Begin Raw records

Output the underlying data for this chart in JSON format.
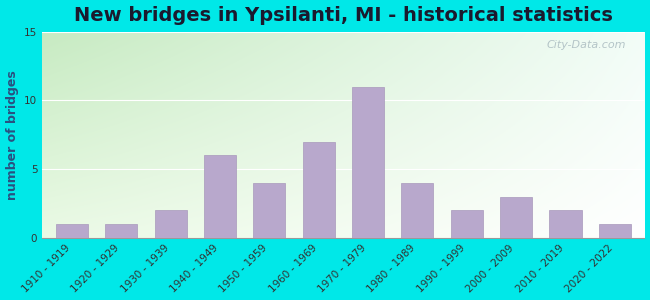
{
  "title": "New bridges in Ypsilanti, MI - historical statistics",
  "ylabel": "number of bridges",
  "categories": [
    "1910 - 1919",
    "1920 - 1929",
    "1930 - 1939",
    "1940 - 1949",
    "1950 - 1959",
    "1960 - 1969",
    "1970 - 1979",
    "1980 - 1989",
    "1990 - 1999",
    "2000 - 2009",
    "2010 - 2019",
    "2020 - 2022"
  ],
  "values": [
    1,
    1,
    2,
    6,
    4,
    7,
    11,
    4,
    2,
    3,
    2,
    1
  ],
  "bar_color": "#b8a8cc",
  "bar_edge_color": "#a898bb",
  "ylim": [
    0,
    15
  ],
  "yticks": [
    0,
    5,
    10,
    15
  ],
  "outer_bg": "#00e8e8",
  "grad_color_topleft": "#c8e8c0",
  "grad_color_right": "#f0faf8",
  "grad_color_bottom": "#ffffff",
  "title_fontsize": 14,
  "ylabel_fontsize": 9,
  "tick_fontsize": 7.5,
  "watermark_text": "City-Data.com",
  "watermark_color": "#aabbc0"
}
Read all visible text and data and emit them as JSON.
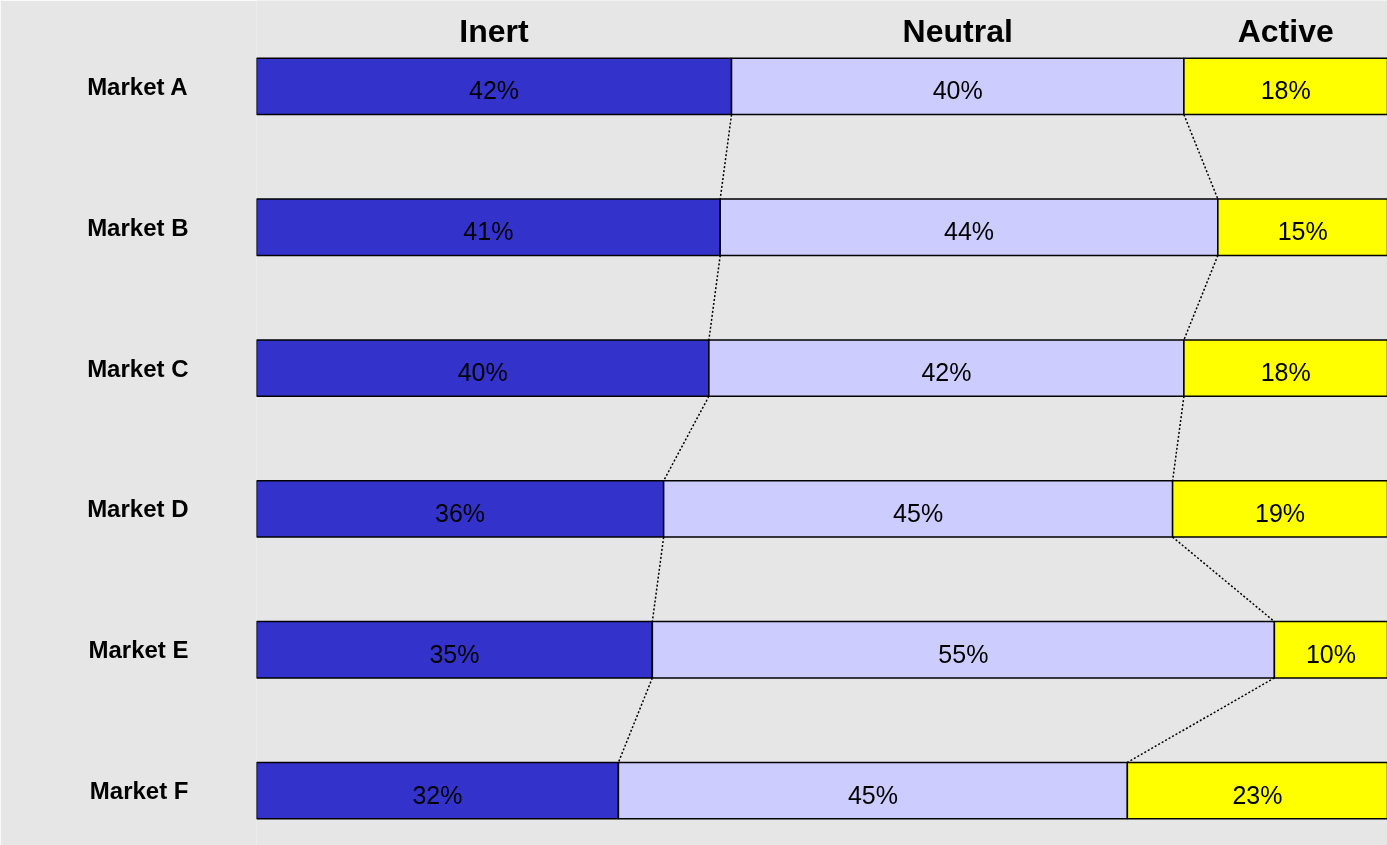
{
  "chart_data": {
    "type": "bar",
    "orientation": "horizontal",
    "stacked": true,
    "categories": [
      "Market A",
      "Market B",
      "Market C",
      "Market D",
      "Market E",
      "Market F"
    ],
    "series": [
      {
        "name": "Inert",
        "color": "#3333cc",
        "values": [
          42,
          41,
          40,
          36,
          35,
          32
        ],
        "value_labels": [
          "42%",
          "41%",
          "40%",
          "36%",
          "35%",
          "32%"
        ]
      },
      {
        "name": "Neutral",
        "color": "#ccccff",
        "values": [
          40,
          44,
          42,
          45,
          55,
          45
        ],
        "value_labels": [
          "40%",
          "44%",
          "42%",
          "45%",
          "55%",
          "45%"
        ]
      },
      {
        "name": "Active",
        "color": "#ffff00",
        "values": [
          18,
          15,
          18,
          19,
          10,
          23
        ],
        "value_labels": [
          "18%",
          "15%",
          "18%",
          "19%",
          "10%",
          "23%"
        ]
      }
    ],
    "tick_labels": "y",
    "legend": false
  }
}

End Raw records

▶ [Exercise instructions] Make an exact copy of the records above, with the pictures left out.

▶ [Response to this task]
Output the underlying data for this chart in JSON format.
{
  "title": "New bridges in Ypsilanti, MI - historical statistics",
  "ylabel": "number of bridges",
  "categories": [
    "1910 - 1919",
    "1920 - 1929",
    "1930 - 1939",
    "1940 - 1949",
    "1950 - 1959",
    "1960 - 1969",
    "1970 - 1979",
    "1980 - 1989",
    "1990 - 1999",
    "2000 - 2009",
    "2010 - 2019",
    "2020 - 2022"
  ],
  "values": [
    1,
    1,
    2,
    6,
    4,
    7,
    11,
    4,
    2,
    3,
    2,
    1
  ],
  "bar_color": "#b8a8cc",
  "bar_edge_color": "#a898bb",
  "ylim": [
    0,
    15
  ],
  "yticks": [
    0,
    5,
    10,
    15
  ],
  "outer_bg": "#00e8e8",
  "grad_color_topleft": "#c8e8c0",
  "grad_color_right": "#f0faf8",
  "grad_color_bottom": "#ffffff",
  "title_fontsize": 14,
  "ylabel_fontsize": 9,
  "tick_fontsize": 7.5,
  "watermark_text": "City-Data.com",
  "watermark_color": "#aabbc0"
}
Read all visible text and data and emit them as JSON.
{
  "chart_data": {
    "type": "bar",
    "orientation": "horizontal",
    "stacked": true,
    "categories": [
      "Market A",
      "Market B",
      "Market C",
      "Market D",
      "Market E",
      "Market F"
    ],
    "series": [
      {
        "name": "Inert",
        "color": "#3333cc",
        "values": [
          42,
          41,
          40,
          36,
          35,
          32
        ],
        "value_labels": [
          "42%",
          "41%",
          "40%",
          "36%",
          "35%",
          "32%"
        ]
      },
      {
        "name": "Neutral",
        "color": "#ccccff",
        "values": [
          40,
          44,
          42,
          45,
          55,
          45
        ],
        "value_labels": [
          "40%",
          "44%",
          "42%",
          "45%",
          "55%",
          "45%"
        ]
      },
      {
        "name": "Active",
        "color": "#ffff00",
        "values": [
          18,
          15,
          18,
          19,
          10,
          23
        ],
        "value_labels": [
          "18%",
          "15%",
          "18%",
          "19%",
          "10%",
          "23%"
        ]
      }
    ],
    "tick_labels": "y",
    "legend": false
  }
}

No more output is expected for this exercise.